Brano in esame:
Quel che appare certo, secondo l’esperto, è che gli investitori stiano rivedendo al ribasso le stime di crescita dell’area, già di per sé non eclatanti, sulla base di due elementi: il primo riguarda i dati di produzione industriale di inizio mese, dai quali si sperava di desumere una stabilizzazione del manifatturiero, e che invece hanno marcato l’ennesima variazione negativa (in particolare della locomotiva tedesca); l’altro fattore riguarda la particolare posizione dell’Europa, che ha una produzione significativa in Cina e un notevole volume di interscambio commerciale con il gigante asiatico, non certo di aiuto in questo periodo.

Dati forniti:

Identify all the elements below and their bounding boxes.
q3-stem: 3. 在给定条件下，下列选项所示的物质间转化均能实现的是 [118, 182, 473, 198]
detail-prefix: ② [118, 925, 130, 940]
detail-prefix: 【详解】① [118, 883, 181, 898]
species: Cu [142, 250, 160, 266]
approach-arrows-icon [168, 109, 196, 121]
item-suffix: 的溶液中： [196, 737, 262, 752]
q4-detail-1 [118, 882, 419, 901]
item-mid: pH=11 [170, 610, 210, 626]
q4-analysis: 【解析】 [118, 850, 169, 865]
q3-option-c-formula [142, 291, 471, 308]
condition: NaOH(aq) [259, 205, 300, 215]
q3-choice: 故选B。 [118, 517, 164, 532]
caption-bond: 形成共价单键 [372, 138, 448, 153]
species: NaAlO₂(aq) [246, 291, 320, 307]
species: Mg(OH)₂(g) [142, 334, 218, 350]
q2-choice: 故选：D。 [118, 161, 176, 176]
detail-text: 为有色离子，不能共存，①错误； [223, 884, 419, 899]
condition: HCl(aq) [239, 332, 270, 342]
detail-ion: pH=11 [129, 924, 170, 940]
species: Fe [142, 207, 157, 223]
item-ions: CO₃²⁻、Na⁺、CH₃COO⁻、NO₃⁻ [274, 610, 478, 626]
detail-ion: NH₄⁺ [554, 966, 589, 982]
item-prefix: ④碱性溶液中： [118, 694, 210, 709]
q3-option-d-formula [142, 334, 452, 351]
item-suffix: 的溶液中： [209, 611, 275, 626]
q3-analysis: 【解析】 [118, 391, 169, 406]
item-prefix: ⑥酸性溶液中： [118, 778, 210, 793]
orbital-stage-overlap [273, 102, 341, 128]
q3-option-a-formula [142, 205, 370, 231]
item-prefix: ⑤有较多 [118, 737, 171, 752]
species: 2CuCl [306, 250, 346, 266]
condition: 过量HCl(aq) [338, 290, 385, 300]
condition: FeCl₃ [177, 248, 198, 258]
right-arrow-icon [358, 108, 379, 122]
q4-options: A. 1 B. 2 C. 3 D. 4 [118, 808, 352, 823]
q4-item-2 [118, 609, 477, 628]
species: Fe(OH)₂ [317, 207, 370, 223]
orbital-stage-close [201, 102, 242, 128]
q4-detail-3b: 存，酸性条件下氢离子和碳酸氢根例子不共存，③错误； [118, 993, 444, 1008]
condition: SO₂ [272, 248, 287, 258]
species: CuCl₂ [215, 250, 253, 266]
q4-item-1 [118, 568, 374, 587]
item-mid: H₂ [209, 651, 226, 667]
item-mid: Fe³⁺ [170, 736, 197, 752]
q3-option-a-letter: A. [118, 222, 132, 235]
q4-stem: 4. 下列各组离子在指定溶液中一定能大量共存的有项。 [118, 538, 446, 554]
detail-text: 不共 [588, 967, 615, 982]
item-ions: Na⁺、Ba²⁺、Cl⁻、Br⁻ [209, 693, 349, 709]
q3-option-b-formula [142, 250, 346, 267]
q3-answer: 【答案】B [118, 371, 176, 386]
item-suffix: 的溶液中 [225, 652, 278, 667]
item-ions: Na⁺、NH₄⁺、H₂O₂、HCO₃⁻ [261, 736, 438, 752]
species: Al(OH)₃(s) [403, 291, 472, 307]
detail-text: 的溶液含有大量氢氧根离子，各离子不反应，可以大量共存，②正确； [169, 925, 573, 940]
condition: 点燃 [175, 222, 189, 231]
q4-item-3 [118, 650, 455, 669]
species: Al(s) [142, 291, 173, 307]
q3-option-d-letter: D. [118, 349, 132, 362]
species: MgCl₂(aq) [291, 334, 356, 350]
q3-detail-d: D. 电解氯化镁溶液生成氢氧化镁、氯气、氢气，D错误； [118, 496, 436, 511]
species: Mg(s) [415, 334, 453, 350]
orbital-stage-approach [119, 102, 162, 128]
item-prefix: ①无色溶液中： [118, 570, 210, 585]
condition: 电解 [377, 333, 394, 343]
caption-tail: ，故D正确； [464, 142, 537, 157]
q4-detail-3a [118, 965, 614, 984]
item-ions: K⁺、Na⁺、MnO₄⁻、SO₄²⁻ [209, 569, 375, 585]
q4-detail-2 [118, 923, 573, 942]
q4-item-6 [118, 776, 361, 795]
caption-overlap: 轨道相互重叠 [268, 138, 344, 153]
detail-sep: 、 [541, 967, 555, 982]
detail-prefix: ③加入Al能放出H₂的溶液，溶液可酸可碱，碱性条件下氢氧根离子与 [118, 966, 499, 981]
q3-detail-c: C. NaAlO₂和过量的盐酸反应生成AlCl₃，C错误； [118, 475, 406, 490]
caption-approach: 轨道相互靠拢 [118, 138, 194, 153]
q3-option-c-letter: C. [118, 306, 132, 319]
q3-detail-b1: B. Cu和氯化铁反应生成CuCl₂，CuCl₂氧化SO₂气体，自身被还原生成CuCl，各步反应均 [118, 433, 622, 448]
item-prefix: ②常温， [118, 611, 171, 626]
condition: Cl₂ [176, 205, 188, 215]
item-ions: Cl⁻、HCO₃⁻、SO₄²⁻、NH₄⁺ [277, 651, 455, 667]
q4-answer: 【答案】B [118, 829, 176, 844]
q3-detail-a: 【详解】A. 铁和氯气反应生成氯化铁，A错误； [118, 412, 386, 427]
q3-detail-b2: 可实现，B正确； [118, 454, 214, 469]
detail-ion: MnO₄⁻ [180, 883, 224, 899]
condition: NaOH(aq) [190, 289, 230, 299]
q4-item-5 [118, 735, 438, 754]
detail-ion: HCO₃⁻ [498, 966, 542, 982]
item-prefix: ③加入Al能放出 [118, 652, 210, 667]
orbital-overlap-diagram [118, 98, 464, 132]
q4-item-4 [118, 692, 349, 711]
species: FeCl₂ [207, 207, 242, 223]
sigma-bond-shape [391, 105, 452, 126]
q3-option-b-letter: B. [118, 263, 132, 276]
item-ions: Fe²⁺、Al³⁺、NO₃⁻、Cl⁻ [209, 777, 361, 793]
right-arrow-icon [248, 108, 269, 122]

Note introduttive:
Secondo il brano in esame, da quali dati di inizio mese si sperava di desumere una stabilizzazione del manifatturiero?

Spazio per rispondere:
Dai dati di produzione industriale, che invece hanno marcato l’ennesima variazione negativa.